List every line in the records that contains the string "group", with case counting.

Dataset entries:
☆ ☆ ☆ ☆

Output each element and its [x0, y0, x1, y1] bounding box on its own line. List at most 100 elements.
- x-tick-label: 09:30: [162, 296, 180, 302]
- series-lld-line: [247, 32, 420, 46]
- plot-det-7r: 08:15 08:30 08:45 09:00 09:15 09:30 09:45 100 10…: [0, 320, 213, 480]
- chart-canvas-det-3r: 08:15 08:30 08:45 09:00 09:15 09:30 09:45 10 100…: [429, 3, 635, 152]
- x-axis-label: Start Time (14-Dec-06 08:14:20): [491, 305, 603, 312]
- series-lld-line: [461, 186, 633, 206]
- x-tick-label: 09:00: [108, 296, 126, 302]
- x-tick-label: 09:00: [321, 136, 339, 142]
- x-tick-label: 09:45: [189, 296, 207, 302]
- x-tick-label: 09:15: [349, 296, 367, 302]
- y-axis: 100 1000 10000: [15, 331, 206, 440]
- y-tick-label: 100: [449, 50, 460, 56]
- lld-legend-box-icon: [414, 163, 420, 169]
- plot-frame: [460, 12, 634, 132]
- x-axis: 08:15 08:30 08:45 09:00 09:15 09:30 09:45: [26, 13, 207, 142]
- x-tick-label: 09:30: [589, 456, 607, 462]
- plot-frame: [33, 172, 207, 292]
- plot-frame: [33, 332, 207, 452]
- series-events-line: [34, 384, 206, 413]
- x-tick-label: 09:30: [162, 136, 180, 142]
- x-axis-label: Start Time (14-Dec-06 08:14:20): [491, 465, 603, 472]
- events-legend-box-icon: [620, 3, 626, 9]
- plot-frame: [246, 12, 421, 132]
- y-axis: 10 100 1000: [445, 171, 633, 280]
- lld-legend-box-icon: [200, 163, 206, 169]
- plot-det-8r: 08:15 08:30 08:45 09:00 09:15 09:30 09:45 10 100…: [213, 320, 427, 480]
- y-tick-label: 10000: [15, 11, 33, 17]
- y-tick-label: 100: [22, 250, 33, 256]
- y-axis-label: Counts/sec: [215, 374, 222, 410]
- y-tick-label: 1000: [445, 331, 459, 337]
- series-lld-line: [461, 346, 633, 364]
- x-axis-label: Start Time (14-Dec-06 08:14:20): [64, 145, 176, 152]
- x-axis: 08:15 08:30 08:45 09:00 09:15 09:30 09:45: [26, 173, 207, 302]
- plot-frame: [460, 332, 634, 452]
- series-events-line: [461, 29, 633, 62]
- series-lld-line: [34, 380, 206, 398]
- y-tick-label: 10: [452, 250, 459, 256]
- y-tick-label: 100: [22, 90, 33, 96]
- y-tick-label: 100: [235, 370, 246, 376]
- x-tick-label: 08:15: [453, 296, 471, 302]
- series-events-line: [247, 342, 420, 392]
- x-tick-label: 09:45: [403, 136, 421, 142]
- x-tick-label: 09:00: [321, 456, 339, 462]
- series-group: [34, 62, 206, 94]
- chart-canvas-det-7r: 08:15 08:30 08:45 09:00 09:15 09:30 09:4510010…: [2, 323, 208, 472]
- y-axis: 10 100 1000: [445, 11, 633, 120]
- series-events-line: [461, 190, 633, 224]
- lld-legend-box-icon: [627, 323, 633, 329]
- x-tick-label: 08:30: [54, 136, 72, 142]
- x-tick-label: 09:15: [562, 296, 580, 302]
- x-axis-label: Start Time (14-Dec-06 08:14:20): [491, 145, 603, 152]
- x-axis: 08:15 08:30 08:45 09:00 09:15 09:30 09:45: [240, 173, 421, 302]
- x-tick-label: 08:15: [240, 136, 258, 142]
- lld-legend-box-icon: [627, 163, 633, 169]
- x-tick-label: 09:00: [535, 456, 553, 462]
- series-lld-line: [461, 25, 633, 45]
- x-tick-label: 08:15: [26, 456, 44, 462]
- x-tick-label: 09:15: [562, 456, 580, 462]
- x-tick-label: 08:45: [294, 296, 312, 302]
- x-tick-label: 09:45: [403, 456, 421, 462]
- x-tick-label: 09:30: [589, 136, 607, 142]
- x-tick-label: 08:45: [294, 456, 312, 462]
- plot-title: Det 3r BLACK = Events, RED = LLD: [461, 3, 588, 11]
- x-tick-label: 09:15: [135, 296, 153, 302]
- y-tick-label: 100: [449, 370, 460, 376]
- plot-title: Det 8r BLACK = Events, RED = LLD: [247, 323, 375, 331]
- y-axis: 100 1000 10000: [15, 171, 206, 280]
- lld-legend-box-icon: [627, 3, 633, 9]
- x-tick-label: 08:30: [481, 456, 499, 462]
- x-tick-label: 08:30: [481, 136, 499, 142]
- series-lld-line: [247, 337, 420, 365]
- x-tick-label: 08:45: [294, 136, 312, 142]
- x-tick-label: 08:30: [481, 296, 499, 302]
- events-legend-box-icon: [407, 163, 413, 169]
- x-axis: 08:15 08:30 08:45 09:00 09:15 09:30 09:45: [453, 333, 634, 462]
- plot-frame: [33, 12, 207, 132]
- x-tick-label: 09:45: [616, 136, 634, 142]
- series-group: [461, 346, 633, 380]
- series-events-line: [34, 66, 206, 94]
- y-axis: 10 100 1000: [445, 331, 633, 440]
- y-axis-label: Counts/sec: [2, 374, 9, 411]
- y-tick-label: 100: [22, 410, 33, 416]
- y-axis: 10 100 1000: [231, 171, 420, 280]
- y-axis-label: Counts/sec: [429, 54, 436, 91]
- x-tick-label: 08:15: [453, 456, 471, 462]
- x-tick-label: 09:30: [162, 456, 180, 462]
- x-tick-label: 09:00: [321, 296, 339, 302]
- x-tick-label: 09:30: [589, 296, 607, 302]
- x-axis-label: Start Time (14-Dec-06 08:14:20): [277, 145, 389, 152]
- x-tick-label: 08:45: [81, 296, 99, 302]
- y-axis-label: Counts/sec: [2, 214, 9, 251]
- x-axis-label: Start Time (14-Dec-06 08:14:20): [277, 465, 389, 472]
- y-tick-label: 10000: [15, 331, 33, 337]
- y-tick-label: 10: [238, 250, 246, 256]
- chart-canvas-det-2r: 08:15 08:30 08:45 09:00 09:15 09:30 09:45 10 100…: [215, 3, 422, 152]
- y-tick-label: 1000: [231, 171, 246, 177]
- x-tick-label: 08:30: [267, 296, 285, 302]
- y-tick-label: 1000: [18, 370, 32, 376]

☆ ☆ ☆ ☆

[Result of this exercise]
- series-group: [34, 62, 206, 94]
- series-group: [461, 346, 633, 380]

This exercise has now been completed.